_Task requirements:_
Copy each line in the data below that contains the word "results".
START Material provided
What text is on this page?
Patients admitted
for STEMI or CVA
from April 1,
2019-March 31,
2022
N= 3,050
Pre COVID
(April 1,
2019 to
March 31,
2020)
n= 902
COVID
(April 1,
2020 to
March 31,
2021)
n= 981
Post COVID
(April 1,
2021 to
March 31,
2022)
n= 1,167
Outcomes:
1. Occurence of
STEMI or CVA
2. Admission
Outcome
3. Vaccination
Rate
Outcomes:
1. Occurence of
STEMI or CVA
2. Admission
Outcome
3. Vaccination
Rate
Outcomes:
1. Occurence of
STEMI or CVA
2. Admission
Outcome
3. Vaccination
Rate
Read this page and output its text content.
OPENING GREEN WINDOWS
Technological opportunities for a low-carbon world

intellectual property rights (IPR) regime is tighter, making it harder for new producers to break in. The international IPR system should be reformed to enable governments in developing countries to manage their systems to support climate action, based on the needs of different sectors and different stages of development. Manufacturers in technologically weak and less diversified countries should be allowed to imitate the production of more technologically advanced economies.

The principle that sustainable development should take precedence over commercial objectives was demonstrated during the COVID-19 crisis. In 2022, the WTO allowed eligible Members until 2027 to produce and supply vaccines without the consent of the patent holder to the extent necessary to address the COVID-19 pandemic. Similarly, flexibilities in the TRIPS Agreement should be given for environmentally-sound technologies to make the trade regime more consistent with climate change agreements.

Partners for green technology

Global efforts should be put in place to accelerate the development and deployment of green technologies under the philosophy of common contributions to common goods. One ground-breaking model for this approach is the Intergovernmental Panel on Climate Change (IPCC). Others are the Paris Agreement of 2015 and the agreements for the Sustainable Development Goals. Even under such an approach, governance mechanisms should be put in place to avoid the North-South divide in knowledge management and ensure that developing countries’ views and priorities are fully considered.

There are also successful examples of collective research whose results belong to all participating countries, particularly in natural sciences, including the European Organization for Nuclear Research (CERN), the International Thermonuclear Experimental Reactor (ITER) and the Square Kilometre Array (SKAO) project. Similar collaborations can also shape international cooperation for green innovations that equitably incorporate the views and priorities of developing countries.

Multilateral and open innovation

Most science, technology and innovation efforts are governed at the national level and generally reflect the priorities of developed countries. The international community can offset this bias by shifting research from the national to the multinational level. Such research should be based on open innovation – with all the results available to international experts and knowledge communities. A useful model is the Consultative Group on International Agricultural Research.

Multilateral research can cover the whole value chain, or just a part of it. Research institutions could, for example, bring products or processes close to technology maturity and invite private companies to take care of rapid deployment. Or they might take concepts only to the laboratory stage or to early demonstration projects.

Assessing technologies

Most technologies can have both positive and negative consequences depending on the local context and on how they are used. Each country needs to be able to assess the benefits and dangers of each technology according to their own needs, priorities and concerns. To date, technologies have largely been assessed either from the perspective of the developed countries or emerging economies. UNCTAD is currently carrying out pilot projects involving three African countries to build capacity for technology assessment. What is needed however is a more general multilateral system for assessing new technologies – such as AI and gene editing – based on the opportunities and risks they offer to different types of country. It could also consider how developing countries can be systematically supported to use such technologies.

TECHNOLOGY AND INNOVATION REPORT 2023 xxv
END Material provided
_Your response:_
There are also successful examples of collective research whose results belong to all participating countries, particularly in natural sciences, including the European Organization for Nuclear Research (CERN), the International Thermonuclear Experimental Reactor (ITER) and the Square Kilometre Array (SKAO) project. Similar collaborations can also shape international cooperation for green innovations that equitably incorporate the views and priorities of developing countries.
Most science, technology and innovation efforts are governed at the national level and generally reflect the priorities of developed countries. The international community can offset this bias by shifting research from the national to the multinational level. Such research should be based on open innovation – with all the results available to international experts and knowledge communities. A useful model is the Consultative Group on International Agricultural Research.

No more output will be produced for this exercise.